## Stated problem:
Look through the records below, and copy out every line that holds the string "title".

## Stored rows:
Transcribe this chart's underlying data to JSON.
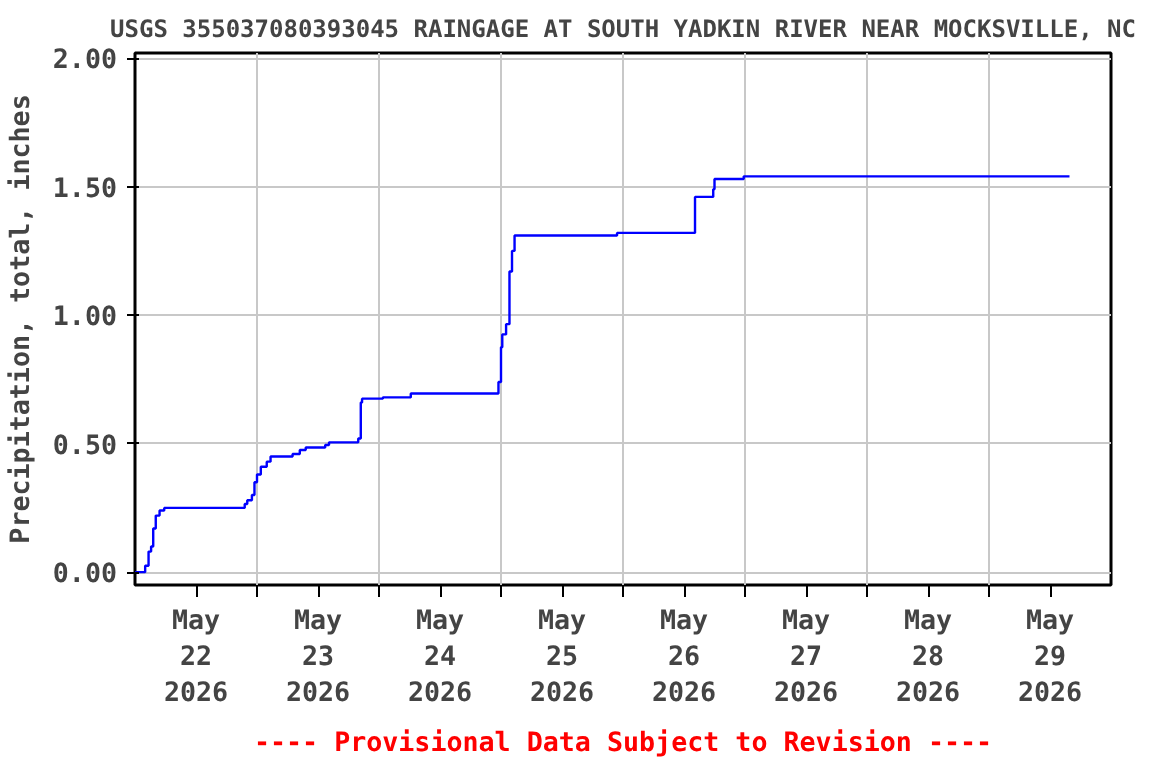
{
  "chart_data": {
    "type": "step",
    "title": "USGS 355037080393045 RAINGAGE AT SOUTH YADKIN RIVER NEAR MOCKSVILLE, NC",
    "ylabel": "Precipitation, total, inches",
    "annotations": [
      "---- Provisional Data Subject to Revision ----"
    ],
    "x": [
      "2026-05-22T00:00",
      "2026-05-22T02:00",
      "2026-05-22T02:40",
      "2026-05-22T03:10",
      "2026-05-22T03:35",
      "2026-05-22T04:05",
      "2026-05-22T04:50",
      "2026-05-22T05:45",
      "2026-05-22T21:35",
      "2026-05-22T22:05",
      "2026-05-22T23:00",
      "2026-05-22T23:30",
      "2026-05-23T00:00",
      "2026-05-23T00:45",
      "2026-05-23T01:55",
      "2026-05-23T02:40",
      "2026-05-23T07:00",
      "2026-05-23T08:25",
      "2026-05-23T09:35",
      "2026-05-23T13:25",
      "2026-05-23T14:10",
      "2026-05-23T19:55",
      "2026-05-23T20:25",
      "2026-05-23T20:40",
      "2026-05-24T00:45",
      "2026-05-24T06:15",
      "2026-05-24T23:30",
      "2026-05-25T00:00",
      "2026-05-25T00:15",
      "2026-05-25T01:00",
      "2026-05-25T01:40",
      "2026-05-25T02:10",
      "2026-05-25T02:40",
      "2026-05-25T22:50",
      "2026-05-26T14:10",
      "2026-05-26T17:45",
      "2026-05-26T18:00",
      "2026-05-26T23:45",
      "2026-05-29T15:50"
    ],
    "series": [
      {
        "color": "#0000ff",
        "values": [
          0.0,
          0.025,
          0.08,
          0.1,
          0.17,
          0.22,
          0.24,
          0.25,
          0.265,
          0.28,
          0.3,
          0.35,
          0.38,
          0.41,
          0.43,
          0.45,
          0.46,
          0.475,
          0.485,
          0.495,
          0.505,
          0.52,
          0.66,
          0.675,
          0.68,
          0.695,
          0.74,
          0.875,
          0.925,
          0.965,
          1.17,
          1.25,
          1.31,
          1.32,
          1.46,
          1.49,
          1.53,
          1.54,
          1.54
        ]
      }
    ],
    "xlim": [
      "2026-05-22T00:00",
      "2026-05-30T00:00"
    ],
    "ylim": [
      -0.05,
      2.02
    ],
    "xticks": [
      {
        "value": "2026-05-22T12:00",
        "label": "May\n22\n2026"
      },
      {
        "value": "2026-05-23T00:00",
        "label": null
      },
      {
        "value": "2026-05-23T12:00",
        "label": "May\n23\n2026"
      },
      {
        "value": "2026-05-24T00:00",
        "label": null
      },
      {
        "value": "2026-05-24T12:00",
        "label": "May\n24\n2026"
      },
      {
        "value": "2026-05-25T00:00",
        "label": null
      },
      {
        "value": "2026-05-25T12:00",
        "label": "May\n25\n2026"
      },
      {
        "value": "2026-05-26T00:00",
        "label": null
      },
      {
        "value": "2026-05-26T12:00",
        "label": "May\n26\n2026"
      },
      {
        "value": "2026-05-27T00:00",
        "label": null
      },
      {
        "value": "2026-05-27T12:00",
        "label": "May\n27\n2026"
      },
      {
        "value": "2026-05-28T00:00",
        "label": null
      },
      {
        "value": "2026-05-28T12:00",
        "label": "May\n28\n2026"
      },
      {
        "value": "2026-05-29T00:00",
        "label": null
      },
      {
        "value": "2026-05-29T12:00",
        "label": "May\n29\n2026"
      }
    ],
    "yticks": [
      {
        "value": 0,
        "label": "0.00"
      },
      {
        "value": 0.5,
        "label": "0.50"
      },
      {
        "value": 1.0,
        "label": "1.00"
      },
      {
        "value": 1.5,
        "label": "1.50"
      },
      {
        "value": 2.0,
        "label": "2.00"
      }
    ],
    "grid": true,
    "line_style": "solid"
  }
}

--

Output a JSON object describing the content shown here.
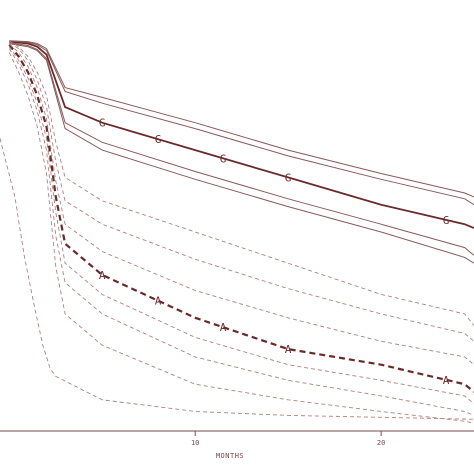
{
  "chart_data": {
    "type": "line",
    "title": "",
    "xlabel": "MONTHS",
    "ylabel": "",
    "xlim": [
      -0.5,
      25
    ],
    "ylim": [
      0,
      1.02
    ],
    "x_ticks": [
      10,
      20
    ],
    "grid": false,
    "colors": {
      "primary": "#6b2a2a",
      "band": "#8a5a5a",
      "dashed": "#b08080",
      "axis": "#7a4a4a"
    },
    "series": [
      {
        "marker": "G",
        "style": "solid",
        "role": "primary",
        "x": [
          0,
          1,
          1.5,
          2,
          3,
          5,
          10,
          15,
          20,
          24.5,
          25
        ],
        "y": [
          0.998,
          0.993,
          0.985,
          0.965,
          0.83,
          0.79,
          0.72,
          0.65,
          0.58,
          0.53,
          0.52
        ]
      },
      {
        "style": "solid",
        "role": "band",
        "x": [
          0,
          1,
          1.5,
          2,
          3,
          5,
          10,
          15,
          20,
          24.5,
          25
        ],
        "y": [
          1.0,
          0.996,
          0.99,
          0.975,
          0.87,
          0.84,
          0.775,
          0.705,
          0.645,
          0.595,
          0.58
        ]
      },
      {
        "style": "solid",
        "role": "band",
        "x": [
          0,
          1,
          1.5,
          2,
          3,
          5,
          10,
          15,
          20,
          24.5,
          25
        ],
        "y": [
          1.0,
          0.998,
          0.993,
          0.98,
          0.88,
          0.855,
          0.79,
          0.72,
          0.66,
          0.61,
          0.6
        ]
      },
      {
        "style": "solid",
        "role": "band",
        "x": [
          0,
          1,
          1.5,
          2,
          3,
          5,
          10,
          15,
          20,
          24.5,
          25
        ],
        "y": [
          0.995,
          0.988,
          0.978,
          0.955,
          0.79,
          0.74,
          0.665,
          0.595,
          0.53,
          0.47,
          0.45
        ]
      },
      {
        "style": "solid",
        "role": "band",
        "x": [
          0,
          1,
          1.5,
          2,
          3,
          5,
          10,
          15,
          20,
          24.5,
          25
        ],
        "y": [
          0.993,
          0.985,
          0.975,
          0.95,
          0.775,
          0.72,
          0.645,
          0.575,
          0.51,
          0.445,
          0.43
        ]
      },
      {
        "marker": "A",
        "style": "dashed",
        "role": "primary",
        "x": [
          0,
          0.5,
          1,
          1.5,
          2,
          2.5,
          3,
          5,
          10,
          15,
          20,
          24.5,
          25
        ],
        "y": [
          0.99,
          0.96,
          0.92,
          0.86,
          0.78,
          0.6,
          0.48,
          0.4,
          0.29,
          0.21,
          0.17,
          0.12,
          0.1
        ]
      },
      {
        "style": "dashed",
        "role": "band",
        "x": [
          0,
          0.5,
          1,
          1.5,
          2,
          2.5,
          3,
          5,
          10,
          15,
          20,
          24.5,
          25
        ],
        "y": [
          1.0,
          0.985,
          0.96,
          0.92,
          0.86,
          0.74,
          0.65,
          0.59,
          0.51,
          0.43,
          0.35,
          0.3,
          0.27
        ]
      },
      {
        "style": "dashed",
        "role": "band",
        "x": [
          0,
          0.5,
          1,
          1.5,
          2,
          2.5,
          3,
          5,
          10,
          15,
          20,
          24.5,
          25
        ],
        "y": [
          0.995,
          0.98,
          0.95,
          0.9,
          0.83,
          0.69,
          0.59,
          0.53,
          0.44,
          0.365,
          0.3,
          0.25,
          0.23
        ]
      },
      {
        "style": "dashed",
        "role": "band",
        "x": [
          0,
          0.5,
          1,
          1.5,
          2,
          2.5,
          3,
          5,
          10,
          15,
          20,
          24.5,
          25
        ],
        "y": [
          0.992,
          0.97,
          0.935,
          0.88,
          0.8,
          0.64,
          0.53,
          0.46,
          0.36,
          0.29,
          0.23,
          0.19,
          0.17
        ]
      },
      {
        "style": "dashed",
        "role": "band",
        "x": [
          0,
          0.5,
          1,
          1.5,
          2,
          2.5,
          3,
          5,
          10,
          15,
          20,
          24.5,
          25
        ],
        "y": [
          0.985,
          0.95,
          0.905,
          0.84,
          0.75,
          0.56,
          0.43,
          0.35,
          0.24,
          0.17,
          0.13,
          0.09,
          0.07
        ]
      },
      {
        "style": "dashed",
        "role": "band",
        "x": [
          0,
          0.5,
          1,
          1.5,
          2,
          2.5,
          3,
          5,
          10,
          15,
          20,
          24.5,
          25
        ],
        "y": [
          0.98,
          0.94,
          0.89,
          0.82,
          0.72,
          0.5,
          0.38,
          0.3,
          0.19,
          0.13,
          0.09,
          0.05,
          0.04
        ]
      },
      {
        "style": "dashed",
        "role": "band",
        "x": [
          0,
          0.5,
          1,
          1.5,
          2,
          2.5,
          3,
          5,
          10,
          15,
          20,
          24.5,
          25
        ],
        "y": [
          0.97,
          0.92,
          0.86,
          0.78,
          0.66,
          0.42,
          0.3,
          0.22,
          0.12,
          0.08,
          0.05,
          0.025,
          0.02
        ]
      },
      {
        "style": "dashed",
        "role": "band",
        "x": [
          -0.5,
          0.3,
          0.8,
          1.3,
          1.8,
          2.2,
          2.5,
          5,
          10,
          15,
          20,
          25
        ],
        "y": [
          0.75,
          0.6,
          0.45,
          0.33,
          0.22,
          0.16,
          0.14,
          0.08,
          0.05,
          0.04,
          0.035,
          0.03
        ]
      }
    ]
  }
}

## Answer for the task:
    "title": "USGS 355037080393045 RAINGAGE AT SOUTH YADKIN RIVER NEAR MOCKSVILLE, NC",
    "title": "",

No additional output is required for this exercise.